:: Dataset content
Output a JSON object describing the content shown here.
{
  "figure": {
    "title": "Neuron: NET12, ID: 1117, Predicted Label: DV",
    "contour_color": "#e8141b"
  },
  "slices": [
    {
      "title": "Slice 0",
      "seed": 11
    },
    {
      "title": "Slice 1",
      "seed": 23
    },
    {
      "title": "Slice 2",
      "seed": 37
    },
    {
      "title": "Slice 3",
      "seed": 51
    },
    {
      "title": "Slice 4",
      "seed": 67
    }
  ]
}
::::
▶ [Required task] Review the material and copy each line in which the word "title" appears.

▶ [Output below]
    "title": "Neuron: NET12, ID: 1117, Predicted Label: DV",
      "title": "Slice 0",
      "title": "Slice 1",
      "title": "Slice 2",
      "title": "Slice 3",
      "title": "Slice 4",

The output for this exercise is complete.